Task item: Where a line in the listing below holds the word "ECFP", count that line; give the total alone.

Supplied material:
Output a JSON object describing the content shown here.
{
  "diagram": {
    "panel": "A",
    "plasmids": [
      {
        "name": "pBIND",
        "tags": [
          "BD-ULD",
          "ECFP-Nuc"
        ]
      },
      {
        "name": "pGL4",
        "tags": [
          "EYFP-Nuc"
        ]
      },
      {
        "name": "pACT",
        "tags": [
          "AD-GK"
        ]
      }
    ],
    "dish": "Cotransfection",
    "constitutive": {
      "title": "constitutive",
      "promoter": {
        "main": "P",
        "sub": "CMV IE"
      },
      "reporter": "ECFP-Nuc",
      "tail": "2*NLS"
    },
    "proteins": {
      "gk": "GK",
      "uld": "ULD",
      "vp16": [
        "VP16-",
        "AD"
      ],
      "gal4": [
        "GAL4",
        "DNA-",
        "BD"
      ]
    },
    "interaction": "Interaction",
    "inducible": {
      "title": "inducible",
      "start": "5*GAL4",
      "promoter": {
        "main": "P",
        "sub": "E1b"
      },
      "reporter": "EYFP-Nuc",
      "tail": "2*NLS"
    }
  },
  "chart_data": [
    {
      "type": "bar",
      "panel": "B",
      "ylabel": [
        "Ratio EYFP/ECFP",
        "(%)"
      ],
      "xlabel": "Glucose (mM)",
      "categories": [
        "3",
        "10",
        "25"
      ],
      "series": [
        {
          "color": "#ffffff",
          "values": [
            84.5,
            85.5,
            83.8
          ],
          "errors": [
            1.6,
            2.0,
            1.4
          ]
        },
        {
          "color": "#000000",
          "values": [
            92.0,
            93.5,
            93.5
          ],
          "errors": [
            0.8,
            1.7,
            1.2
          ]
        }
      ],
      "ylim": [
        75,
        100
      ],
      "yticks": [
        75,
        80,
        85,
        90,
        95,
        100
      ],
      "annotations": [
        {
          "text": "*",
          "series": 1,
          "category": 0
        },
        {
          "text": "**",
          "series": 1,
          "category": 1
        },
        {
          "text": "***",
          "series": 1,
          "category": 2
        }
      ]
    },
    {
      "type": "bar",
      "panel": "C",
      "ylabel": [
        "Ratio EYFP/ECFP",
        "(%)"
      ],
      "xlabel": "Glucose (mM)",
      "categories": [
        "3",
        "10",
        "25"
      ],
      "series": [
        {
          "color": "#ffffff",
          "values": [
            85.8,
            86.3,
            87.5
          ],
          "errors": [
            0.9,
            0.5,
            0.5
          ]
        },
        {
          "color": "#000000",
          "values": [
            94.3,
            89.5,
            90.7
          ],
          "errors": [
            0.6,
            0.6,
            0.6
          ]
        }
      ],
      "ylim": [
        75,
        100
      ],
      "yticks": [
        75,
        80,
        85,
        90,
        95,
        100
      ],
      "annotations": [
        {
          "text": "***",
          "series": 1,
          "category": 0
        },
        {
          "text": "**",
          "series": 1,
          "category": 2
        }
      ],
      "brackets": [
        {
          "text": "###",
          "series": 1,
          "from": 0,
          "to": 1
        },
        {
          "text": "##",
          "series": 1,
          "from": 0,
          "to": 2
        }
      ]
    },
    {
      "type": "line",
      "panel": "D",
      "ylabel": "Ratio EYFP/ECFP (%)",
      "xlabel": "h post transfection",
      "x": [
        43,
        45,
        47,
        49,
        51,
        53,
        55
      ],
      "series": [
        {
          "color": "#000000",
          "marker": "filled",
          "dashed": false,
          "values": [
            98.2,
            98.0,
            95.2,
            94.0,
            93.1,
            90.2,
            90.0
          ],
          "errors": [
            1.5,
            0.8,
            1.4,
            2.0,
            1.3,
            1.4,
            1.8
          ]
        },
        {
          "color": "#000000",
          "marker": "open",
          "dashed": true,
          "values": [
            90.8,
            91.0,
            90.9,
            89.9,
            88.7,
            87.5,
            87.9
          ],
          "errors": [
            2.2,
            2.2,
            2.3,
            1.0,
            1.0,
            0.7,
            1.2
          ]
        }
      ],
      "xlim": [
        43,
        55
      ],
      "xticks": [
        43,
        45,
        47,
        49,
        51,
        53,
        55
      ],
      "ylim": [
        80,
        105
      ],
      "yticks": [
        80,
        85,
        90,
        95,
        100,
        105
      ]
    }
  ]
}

Answer below: 5